**Problem details**
How many of the lines below include "italiana"? Give the number and no other words.

>>

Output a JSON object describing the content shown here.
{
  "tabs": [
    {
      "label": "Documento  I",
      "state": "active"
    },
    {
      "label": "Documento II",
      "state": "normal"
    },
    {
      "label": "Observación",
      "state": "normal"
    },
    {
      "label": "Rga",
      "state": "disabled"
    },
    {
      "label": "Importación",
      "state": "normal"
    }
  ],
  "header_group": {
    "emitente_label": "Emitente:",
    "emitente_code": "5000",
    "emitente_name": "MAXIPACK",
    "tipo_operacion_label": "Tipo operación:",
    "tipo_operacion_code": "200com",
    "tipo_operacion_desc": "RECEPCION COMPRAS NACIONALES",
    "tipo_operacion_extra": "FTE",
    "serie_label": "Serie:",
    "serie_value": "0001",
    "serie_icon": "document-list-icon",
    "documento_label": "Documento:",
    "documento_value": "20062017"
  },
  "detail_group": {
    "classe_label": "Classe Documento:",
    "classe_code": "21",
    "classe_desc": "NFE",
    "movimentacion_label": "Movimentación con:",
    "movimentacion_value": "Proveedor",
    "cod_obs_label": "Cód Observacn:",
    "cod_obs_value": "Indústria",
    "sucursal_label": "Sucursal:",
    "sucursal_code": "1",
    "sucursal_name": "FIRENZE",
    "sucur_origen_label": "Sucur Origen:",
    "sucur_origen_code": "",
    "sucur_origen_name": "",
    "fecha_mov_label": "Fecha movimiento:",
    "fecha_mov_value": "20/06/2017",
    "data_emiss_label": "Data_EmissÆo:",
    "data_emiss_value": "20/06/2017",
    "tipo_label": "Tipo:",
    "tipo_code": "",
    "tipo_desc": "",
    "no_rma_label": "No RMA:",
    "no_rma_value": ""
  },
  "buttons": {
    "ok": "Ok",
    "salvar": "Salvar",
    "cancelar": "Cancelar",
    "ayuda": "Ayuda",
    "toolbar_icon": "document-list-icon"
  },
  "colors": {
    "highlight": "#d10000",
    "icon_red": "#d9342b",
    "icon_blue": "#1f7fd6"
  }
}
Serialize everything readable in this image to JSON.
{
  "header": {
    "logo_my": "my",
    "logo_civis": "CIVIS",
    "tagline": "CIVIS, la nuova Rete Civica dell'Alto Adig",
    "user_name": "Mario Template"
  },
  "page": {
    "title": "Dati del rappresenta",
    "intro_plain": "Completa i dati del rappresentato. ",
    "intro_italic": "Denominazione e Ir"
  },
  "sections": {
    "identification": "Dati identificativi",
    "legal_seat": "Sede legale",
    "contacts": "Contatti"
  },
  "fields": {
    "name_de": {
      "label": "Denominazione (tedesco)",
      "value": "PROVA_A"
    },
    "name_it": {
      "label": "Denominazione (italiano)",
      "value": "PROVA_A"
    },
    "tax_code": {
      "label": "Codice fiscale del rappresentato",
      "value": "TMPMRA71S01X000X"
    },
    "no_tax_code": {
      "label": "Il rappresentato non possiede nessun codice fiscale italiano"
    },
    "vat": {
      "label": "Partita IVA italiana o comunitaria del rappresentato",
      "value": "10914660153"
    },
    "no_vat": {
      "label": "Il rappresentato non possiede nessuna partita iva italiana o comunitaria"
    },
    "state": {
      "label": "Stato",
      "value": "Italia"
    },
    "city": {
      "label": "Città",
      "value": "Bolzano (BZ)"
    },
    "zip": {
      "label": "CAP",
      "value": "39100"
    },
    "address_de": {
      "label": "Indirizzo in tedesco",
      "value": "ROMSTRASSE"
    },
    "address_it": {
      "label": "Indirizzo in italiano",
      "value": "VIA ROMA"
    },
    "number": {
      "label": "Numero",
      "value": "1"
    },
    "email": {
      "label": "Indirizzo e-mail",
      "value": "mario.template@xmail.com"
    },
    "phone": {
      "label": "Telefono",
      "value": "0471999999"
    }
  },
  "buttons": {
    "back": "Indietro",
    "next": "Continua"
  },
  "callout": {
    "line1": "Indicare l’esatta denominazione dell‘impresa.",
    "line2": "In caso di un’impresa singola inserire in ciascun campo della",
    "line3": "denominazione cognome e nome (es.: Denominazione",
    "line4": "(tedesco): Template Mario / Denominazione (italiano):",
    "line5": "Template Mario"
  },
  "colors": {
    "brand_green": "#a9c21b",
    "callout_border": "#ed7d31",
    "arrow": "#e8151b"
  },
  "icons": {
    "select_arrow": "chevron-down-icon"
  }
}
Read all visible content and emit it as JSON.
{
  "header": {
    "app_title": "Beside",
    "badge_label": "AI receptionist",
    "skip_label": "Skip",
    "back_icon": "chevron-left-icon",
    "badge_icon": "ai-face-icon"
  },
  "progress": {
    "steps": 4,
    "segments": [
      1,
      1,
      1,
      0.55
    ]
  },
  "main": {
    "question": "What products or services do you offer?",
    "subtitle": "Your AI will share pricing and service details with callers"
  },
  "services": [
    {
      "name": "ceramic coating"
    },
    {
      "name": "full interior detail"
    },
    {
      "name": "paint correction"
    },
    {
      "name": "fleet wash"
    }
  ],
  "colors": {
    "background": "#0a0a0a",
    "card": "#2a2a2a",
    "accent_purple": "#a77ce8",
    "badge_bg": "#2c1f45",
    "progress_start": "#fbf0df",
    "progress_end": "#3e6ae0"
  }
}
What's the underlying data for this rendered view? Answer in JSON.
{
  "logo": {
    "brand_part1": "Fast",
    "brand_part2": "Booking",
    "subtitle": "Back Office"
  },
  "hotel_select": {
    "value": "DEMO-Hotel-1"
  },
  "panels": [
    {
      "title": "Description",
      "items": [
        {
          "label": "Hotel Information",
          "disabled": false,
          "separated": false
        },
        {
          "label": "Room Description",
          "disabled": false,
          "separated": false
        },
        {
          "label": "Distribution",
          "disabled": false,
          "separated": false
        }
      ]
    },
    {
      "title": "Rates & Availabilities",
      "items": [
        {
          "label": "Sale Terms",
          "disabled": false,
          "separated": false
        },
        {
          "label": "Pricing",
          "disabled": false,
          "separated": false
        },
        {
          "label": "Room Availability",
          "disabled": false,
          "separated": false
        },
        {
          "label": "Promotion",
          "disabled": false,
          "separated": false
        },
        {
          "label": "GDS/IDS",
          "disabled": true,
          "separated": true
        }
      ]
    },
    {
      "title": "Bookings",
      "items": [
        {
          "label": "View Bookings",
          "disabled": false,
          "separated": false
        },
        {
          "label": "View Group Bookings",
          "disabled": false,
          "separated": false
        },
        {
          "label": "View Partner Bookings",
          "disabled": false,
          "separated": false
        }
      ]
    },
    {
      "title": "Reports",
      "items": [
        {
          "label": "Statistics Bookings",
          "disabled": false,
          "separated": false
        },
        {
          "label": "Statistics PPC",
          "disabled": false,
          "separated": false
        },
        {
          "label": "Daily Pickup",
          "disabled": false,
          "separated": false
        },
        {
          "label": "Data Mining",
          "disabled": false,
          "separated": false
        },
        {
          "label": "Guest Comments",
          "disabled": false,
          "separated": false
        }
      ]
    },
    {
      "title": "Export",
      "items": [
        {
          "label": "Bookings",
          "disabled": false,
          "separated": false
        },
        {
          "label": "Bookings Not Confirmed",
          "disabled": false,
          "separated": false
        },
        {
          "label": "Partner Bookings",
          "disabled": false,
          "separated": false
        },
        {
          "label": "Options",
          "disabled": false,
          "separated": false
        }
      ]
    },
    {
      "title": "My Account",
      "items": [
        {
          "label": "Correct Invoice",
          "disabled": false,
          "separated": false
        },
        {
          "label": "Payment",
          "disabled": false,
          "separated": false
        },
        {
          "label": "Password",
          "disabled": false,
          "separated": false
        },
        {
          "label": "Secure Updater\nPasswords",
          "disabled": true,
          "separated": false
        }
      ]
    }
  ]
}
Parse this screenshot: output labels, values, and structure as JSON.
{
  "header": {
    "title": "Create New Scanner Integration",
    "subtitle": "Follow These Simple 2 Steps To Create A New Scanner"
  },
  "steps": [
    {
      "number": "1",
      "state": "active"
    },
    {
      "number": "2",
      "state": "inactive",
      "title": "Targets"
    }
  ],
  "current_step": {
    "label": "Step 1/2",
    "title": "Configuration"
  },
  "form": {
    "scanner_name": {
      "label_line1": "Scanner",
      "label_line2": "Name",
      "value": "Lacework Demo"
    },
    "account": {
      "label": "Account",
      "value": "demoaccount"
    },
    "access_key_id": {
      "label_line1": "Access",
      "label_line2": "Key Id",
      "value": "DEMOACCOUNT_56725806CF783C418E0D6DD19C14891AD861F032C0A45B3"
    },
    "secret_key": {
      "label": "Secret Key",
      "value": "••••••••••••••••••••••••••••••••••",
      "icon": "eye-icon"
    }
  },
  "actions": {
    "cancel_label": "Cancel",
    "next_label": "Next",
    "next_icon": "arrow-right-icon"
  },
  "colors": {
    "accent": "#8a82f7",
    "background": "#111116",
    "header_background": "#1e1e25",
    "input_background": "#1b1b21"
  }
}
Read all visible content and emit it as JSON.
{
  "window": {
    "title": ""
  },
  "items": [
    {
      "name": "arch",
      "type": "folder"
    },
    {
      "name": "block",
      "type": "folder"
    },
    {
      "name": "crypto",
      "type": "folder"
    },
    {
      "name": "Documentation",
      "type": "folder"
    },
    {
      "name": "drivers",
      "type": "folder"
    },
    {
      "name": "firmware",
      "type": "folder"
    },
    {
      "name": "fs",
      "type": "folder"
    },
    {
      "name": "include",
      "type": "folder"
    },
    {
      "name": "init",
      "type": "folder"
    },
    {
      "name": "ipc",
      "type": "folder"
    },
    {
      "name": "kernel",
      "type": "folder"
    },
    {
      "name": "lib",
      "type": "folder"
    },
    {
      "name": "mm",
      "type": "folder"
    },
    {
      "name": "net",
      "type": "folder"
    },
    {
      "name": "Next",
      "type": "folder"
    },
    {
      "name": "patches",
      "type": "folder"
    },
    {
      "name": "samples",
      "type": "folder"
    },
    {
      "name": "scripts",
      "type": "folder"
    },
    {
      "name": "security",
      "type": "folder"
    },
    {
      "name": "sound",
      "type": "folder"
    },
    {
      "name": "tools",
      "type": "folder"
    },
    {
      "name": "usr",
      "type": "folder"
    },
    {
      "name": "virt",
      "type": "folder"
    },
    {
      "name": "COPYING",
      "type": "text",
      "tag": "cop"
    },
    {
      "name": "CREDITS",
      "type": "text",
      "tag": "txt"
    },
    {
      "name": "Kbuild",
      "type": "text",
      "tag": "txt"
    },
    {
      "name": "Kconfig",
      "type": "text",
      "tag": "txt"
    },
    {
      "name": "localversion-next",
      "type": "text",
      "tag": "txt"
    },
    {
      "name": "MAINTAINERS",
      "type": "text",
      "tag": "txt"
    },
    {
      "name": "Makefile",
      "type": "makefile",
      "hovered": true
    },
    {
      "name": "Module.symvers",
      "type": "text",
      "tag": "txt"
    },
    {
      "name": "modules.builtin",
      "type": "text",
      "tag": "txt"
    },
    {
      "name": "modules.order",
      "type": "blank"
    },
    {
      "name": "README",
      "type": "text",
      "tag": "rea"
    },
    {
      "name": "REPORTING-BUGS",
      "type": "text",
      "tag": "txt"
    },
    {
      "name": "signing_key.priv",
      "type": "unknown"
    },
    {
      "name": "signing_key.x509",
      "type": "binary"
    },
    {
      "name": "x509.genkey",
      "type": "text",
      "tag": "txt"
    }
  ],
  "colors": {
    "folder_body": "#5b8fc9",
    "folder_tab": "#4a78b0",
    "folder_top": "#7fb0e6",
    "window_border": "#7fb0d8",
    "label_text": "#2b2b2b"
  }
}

<<

**Exercise result**
2